> **Problem to solve**:
Identify and reproduce every line holding the string "panel".

* begin Entries supplied *

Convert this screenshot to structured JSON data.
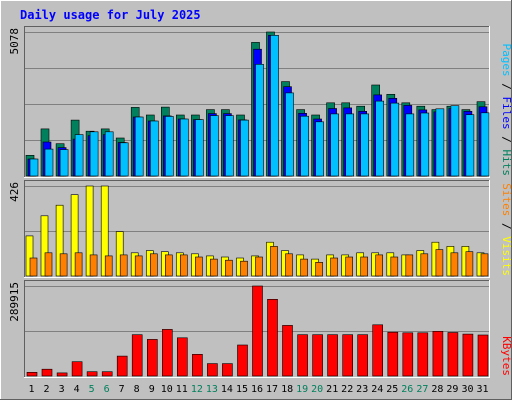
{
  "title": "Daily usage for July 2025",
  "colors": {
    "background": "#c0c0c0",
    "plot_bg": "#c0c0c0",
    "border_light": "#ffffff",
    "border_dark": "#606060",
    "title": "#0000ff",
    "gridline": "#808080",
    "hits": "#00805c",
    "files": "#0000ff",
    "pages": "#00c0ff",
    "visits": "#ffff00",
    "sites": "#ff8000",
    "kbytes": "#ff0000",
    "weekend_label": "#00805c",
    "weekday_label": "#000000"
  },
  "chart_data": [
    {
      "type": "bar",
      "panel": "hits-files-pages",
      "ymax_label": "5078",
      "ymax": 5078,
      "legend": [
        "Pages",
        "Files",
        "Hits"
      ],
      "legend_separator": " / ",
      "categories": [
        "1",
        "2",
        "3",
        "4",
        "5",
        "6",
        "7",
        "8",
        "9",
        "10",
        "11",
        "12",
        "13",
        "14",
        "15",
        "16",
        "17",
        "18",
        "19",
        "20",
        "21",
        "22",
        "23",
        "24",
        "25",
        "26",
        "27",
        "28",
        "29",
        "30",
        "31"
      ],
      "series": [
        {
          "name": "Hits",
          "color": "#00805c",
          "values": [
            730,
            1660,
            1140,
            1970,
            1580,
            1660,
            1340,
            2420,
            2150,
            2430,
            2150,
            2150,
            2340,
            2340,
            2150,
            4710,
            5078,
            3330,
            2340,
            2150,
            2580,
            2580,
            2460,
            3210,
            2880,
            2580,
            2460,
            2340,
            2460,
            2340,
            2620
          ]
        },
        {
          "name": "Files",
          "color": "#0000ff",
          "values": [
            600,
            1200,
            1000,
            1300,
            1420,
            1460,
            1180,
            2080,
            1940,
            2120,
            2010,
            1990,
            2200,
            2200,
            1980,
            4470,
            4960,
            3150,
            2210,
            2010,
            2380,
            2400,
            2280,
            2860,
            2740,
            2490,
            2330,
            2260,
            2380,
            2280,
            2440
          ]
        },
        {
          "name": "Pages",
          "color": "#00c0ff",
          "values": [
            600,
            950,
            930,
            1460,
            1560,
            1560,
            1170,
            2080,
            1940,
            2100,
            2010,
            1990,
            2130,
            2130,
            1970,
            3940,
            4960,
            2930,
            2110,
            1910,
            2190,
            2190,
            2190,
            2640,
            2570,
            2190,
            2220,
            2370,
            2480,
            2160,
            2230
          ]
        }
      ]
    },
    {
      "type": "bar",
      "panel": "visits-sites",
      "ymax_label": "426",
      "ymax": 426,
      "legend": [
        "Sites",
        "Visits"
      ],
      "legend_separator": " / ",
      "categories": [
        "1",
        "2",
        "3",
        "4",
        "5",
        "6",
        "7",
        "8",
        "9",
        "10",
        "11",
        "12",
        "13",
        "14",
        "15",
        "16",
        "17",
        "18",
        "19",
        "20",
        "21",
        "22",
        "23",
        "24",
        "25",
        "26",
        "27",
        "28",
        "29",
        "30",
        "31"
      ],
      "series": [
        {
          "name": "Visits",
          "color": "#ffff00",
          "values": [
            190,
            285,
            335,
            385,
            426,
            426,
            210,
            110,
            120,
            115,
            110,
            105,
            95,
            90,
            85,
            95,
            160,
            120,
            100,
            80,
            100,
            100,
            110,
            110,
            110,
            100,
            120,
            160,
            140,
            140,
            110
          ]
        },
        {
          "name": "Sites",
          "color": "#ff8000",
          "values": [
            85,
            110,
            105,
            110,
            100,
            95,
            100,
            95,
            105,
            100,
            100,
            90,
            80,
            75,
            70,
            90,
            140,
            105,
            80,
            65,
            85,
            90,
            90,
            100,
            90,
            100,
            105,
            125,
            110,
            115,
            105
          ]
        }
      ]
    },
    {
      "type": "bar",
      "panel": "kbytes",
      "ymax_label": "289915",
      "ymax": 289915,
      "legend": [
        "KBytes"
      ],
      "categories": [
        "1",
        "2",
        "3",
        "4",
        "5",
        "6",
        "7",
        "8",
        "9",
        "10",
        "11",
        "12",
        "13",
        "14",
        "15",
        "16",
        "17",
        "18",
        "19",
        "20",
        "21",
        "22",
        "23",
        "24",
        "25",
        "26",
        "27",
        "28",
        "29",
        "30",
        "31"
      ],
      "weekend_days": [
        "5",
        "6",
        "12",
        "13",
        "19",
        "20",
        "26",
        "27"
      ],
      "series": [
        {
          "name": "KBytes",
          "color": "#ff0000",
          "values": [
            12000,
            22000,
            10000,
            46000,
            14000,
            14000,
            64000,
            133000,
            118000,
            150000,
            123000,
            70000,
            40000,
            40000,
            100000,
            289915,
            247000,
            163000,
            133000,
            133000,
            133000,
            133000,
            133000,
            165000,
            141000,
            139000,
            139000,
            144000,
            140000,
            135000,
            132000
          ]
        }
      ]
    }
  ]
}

* end Entries supplied *
* begin Entries supplied *

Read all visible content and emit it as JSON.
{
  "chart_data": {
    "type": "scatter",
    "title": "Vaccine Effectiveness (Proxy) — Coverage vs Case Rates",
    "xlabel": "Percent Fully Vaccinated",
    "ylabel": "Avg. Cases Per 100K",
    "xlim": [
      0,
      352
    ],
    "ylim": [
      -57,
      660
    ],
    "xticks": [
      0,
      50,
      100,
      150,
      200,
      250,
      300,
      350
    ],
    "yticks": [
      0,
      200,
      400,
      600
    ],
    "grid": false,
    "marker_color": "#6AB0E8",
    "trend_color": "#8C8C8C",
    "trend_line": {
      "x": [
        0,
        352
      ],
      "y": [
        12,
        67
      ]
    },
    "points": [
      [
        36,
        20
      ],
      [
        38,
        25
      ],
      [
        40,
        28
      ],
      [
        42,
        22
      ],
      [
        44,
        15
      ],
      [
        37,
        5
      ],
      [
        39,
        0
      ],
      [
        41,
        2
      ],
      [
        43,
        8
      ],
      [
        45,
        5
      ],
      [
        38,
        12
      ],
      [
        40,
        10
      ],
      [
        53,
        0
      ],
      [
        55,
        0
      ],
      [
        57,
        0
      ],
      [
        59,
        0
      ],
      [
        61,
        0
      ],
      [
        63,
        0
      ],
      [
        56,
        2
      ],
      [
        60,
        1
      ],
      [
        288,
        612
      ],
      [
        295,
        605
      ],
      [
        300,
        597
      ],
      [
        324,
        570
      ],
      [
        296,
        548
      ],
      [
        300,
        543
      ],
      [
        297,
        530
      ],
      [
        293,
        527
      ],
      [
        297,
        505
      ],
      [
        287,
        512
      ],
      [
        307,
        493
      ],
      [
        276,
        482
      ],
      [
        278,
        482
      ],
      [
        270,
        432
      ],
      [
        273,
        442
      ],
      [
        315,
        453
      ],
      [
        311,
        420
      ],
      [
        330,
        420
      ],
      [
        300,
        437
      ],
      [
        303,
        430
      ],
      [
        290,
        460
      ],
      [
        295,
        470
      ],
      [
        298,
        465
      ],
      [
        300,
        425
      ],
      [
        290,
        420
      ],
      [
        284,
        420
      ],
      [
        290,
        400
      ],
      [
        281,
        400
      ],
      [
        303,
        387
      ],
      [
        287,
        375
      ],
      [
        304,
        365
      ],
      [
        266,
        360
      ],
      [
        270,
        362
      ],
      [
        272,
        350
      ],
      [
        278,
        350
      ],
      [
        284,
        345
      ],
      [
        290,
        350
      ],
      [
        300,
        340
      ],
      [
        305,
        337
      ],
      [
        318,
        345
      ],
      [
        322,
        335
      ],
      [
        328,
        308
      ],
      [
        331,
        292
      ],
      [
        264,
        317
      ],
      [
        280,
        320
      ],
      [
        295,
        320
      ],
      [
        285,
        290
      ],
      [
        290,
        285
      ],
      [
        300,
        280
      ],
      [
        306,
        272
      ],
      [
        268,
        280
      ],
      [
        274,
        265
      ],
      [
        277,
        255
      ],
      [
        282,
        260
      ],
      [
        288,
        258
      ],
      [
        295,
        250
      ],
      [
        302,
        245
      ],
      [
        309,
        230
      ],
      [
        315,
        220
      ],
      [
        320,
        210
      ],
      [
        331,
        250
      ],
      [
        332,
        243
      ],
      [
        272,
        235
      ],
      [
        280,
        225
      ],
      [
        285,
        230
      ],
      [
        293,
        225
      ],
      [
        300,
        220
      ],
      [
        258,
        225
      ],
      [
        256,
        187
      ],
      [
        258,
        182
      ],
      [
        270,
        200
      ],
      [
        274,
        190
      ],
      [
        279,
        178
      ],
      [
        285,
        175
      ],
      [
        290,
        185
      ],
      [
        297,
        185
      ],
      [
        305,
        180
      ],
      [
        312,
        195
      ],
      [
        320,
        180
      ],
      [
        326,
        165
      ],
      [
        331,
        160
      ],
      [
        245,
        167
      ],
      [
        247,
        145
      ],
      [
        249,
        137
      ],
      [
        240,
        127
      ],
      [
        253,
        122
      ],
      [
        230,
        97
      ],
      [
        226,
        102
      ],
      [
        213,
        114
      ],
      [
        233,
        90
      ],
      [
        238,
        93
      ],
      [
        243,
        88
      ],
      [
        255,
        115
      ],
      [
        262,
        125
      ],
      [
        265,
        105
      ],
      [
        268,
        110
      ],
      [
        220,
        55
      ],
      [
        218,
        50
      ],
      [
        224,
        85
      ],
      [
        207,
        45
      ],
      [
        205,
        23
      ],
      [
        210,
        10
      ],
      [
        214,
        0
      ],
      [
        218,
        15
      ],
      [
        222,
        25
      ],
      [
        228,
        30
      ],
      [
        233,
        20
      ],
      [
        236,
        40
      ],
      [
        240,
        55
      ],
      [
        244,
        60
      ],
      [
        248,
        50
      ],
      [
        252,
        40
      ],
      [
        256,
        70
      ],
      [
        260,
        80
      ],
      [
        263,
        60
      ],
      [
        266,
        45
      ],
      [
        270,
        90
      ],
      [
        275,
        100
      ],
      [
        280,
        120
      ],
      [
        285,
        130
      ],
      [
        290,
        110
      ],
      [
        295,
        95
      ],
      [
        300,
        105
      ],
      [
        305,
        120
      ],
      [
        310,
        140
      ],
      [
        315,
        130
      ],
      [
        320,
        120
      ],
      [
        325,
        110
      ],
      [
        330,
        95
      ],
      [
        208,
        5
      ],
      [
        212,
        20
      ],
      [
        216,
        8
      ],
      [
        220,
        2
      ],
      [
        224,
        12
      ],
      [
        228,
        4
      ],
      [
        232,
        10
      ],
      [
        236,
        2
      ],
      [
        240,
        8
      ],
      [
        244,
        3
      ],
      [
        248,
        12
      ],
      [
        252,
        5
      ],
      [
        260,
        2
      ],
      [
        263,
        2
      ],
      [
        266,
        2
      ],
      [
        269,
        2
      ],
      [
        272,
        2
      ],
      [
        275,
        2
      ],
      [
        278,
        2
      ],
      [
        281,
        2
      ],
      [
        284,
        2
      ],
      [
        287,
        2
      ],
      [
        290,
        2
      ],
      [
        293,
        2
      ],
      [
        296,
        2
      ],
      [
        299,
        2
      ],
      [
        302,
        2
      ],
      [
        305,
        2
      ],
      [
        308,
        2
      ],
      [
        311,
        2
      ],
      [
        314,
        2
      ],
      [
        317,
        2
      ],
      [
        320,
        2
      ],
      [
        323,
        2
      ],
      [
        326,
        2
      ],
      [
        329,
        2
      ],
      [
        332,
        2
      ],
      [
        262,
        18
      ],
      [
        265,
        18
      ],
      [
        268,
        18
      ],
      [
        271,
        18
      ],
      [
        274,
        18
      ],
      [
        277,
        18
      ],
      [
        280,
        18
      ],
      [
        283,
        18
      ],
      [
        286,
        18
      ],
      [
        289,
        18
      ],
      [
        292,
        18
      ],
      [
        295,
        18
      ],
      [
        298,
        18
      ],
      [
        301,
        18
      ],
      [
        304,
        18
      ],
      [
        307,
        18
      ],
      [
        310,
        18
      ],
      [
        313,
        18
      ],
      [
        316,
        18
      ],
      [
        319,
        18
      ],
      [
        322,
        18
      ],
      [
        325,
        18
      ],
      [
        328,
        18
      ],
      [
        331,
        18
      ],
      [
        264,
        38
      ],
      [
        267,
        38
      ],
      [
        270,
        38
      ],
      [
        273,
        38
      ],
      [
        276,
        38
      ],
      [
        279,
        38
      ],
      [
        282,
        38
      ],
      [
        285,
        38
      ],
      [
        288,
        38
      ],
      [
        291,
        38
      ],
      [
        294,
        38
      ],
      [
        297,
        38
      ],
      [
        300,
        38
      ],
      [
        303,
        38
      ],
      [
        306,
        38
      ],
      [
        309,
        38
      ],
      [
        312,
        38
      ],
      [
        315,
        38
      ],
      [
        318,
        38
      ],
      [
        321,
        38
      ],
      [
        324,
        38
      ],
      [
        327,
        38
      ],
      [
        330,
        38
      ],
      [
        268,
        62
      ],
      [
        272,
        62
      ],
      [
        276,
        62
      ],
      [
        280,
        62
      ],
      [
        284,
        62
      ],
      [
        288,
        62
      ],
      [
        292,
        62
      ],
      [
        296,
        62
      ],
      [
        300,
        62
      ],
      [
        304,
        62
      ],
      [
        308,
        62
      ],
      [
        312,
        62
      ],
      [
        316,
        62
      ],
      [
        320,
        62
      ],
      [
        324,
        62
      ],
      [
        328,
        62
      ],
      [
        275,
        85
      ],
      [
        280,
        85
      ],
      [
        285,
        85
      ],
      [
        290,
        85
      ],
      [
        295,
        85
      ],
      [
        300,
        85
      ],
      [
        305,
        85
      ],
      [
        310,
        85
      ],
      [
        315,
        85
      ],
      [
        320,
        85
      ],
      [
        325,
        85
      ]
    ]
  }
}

* end Entries supplied *

> **Problem solution**:
      "panel": "hits-files-pages",
      "panel": "visits-sites",
      "panel": "kbytes",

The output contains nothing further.